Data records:
>> begin
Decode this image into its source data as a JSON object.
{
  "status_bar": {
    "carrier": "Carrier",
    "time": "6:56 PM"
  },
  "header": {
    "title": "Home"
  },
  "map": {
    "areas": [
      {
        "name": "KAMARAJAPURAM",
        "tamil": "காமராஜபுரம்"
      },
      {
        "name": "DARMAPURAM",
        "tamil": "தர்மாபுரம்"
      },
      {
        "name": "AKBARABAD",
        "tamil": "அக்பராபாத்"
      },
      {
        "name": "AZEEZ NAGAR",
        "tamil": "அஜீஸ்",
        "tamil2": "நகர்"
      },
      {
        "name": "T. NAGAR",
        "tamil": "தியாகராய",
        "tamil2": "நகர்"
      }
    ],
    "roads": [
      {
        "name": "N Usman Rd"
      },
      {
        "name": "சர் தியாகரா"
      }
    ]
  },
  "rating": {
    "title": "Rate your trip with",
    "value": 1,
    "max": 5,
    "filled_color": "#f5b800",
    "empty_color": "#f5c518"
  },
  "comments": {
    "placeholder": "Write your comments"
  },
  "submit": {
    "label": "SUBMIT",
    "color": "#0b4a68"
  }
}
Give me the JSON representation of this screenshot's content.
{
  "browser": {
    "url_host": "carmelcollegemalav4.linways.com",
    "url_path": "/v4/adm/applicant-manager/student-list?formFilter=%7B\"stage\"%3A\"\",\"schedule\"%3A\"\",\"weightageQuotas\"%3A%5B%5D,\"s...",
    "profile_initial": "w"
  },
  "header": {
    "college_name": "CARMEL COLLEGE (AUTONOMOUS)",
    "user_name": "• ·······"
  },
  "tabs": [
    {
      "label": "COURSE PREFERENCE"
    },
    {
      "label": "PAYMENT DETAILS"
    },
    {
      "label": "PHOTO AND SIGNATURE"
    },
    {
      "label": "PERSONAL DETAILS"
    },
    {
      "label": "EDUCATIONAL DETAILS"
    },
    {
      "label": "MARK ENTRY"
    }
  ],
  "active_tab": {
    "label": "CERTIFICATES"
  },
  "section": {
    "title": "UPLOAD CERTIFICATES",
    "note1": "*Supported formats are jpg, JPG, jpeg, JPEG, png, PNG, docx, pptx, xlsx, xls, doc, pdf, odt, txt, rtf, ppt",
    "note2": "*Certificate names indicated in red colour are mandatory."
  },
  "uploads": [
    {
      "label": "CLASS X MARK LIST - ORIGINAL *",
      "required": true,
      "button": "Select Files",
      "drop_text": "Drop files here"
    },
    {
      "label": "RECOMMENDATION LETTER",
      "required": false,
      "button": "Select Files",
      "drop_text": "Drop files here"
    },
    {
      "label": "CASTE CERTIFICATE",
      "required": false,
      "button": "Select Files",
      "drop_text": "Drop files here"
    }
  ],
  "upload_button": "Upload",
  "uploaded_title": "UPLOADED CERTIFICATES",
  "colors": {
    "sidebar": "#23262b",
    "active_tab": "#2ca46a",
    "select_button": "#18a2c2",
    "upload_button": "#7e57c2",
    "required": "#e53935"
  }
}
>> end
_WHAT TO PRODUCE_. Every record should be repeated exactly; please leave none out.

_RESPONSE TO THIS TASK_.
Decode this image into its source data as a JSON object.
{
  "status_bar": {
    "carrier": "Carrier",
    "time": "6:56 PM"
  },
  "header": {
    "title": "Home"
  },
  "map": {
    "areas": [
      {
        "name": "KAMARAJAPURAM",
        "tamil": "காமராஜபுரம்"
      },
      {
        "name": "DARMAPURAM",
        "tamil": "தர்மாபுரம்"
      },
      {
        "name": "AKBARABAD",
        "tamil": "அக்பராபாத்"
      },
      {
        "name": "AZEEZ NAGAR",
        "tamil": "அஜீஸ்",
        "tamil2": "நகர்"
      },
      {
        "name": "T. NAGAR",
        "tamil": "தியாகராய",
        "tamil2": "நகர்"
      }
    ],
    "roads": [
      {
        "name": "N Usman Rd"
      },
      {
        "name": "சர் தியாகரா"
      }
    ]
  },
  "rating": {
    "title": "Rate your trip with",
    "value": 1,
    "max": 5,
    "filled_color": "#f5b800",
    "empty_color": "#f5c518"
  },
  "comments": {
    "placeholder": "Write your comments"
  },
  "submit": {
    "label": "SUBMIT",
    "color": "#0b4a68"
  }
}
Give me the JSON representation of this screenshot's content.
{
  "browser": {
    "url_host": "carmelcollegemalav4.linways.com",
    "url_path": "/v4/adm/applicant-manager/student-list?formFilter=%7B\"stage\"%3A\"\",\"schedule\"%3A\"\",\"weightageQuotas\"%3A%5B%5D,\"s...",
    "profile_initial": "w"
  },
  "header": {
    "college_name": "CARMEL COLLEGE (AUTONOMOUS)",
    "user_name": "• ·······"
  },
  "tabs": [
    {
      "label": "COURSE PREFERENCE"
    },
    {
      "label": "PAYMENT DETAILS"
    },
    {
      "label": "PHOTO AND SIGNATURE"
    },
    {
      "label": "PERSONAL DETAILS"
    },
    {
      "label": "EDUCATIONAL DETAILS"
    },
    {
      "label": "MARK ENTRY"
    }
  ],
  "active_tab": {
    "label": "CERTIFICATES"
  },
  "section": {
    "title": "UPLOAD CERTIFICATES",
    "note1": "*Supported formats are jpg, JPG, jpeg, JPEG, png, PNG, docx, pptx, xlsx, xls, doc, pdf, odt, txt, rtf, ppt",
    "note2": "*Certificate names indicated in red colour are mandatory."
  },
  "uploads": [
    {
      "label": "CLASS X MARK LIST - ORIGINAL *",
      "required": true,
      "button": "Select Files",
      "drop_text": "Drop files here"
    },
    {
      "label": "RECOMMENDATION LETTER",
      "required": false,
      "button": "Select Files",
      "drop_text": "Drop files here"
    },
    {
      "label": "CASTE CERTIFICATE",
      "required": false,
      "button": "Select Files",
      "drop_text": "Drop files here"
    }
  ],
  "upload_button": "Upload",
  "uploaded_title": "UPLOADED CERTIFICATES",
  "colors": {
    "sidebar": "#23262b",
    "active_tab": "#2ca46a",
    "select_button": "#18a2c2",
    "upload_button": "#7e57c2",
    "required": "#e53935"
  }
}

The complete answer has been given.